WHAT YOU HAVE TO DO: Extract each line bearing the word "Ocean".

Structured figure records

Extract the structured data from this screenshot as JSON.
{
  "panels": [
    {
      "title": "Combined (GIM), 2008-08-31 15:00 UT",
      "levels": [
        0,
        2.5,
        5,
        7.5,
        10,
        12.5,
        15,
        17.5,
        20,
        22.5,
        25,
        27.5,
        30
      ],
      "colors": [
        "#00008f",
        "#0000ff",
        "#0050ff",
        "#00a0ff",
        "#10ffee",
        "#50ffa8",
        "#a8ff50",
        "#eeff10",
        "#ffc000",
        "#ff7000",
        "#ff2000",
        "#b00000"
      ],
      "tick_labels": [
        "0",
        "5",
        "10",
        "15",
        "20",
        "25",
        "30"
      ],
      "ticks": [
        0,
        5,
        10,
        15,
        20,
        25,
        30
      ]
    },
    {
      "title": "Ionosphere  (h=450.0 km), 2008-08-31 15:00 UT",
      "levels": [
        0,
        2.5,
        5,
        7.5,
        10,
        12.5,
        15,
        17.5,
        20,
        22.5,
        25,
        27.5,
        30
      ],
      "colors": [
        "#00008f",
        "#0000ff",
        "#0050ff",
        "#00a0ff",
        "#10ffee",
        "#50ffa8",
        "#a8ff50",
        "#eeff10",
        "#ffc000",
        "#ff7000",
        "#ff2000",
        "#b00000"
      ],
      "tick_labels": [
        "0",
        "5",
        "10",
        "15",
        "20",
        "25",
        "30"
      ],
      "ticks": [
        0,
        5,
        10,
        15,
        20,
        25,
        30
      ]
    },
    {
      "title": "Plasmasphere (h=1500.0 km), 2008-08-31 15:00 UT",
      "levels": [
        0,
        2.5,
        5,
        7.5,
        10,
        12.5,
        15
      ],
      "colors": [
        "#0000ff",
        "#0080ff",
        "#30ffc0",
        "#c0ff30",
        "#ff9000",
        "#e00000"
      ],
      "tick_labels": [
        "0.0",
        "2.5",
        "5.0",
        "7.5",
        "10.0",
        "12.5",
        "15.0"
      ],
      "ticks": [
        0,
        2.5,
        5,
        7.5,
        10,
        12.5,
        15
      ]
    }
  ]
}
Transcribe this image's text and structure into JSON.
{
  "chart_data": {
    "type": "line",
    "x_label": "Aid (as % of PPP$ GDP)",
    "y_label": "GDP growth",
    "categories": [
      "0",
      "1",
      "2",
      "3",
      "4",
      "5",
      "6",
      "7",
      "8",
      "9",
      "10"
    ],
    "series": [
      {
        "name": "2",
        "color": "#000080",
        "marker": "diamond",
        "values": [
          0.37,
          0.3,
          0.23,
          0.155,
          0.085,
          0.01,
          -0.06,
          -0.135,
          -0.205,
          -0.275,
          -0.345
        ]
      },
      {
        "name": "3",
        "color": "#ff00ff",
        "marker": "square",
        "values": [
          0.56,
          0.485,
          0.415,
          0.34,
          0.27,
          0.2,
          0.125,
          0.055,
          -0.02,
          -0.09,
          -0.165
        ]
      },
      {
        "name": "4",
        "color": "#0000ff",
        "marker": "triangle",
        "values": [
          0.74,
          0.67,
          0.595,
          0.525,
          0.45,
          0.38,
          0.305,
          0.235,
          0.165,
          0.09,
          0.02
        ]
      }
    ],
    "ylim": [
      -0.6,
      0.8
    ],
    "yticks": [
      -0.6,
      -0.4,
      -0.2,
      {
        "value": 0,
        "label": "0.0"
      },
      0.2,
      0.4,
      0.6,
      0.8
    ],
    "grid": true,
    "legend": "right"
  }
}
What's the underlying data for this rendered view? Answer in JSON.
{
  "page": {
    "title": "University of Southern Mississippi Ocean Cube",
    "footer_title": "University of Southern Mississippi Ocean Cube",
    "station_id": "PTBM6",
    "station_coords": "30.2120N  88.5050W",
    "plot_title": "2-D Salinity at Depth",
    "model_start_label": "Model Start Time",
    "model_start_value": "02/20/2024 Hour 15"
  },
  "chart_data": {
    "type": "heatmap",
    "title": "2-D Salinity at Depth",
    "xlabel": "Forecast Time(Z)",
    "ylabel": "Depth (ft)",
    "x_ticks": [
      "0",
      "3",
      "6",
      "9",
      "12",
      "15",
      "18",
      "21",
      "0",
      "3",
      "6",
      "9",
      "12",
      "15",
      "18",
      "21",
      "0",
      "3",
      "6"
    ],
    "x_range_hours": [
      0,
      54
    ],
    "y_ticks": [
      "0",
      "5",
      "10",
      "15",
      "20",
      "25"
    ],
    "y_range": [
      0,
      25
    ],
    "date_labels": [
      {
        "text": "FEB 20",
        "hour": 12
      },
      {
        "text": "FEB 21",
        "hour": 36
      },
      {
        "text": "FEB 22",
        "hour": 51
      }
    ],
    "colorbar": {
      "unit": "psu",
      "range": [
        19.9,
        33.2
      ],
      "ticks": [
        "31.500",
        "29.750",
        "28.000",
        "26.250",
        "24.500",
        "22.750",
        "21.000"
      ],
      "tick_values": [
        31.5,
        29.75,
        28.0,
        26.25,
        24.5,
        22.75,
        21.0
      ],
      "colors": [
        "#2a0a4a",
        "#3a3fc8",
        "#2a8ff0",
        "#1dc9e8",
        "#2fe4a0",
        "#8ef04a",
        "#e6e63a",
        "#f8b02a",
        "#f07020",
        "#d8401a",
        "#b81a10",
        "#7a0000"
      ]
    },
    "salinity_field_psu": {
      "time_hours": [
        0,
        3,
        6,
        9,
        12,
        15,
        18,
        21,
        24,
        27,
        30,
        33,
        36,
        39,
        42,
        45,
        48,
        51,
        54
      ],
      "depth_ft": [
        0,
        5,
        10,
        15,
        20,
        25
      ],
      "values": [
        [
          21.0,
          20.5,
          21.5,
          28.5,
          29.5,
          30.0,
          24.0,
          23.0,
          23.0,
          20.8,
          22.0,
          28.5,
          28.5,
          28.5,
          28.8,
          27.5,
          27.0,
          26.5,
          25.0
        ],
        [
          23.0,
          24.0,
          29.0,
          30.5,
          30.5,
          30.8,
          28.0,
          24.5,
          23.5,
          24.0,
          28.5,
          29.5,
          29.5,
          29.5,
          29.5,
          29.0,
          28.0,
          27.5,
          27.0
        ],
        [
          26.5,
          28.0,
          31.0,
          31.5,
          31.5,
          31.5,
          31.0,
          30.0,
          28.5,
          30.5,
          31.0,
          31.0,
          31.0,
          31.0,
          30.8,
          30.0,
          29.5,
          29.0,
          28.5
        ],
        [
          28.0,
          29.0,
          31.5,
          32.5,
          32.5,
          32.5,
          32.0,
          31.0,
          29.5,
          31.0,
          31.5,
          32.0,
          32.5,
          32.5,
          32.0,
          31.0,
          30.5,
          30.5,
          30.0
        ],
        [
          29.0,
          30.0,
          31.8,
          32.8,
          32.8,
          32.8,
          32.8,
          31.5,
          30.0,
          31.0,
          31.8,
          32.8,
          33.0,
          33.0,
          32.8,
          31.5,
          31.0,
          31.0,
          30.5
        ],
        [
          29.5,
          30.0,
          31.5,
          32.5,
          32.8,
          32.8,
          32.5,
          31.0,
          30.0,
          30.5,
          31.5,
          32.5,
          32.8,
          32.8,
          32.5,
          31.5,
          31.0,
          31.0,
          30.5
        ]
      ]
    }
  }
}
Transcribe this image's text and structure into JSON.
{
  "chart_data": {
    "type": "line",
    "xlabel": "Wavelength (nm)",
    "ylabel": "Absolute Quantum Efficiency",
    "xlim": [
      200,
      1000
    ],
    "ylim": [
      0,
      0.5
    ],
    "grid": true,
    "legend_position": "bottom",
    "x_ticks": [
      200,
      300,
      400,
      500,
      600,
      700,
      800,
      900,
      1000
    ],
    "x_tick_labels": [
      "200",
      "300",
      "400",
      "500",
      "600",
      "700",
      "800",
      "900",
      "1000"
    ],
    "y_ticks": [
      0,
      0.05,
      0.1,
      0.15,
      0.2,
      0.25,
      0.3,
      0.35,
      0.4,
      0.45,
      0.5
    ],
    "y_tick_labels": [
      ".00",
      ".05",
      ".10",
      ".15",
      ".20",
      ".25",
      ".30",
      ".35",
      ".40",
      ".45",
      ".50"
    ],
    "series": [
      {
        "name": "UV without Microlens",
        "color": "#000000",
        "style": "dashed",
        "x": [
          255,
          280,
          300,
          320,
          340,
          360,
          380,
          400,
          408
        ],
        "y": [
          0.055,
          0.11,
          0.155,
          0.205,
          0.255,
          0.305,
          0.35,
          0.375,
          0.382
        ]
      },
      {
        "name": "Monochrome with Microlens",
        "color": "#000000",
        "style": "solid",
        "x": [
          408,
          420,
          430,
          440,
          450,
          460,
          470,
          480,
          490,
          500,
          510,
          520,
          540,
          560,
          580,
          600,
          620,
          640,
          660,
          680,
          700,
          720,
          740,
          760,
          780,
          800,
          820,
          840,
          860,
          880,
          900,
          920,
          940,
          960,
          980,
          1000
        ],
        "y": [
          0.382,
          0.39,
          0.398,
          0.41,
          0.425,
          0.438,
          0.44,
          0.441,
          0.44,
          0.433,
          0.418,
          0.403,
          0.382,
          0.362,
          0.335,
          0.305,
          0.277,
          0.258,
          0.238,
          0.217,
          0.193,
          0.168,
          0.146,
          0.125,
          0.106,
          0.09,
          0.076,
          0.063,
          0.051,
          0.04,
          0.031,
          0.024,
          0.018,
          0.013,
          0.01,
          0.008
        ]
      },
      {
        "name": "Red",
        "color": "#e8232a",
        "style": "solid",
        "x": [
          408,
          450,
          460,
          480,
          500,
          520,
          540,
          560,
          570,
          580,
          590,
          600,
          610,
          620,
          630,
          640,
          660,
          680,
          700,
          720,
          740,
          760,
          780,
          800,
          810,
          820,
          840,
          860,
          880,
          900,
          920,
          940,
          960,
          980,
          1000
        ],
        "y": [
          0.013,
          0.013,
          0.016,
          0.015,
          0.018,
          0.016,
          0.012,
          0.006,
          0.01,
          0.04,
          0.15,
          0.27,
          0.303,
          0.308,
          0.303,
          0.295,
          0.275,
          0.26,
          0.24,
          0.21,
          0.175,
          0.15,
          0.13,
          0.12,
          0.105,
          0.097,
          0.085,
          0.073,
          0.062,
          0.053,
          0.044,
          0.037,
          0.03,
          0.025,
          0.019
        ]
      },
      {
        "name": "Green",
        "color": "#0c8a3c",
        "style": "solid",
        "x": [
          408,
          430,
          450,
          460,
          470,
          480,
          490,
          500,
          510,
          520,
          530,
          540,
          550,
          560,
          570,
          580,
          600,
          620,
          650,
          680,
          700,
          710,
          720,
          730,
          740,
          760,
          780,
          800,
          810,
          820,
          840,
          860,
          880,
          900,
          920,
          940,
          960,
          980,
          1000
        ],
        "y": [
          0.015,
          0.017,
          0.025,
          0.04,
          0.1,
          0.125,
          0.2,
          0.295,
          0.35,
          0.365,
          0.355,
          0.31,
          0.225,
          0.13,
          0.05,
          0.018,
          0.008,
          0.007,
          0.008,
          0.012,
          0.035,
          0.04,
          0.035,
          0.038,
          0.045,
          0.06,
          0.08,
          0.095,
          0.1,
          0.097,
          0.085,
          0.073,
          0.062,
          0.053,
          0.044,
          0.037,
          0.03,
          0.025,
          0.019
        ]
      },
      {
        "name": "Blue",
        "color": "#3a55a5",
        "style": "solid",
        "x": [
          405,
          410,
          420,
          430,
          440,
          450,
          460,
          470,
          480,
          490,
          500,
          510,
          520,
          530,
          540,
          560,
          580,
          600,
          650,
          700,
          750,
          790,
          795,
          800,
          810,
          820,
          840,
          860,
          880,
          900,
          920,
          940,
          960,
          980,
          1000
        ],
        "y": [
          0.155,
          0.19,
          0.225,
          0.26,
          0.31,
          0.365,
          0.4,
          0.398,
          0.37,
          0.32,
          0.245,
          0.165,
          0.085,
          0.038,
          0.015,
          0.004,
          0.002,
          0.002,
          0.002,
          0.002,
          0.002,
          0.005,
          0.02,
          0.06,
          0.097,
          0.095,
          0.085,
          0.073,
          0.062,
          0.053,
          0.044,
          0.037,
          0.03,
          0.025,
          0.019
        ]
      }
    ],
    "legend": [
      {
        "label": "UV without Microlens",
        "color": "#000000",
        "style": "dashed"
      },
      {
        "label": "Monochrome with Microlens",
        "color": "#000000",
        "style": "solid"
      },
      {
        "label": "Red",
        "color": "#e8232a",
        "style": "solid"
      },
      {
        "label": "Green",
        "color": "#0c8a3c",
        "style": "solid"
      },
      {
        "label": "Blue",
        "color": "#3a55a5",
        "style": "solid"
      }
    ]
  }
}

EXERCISE RESULT:
    "title": "University of Southern Mississippi Ocean Cube",
    "footer_title": "University of Southern Mississippi Ocean Cube",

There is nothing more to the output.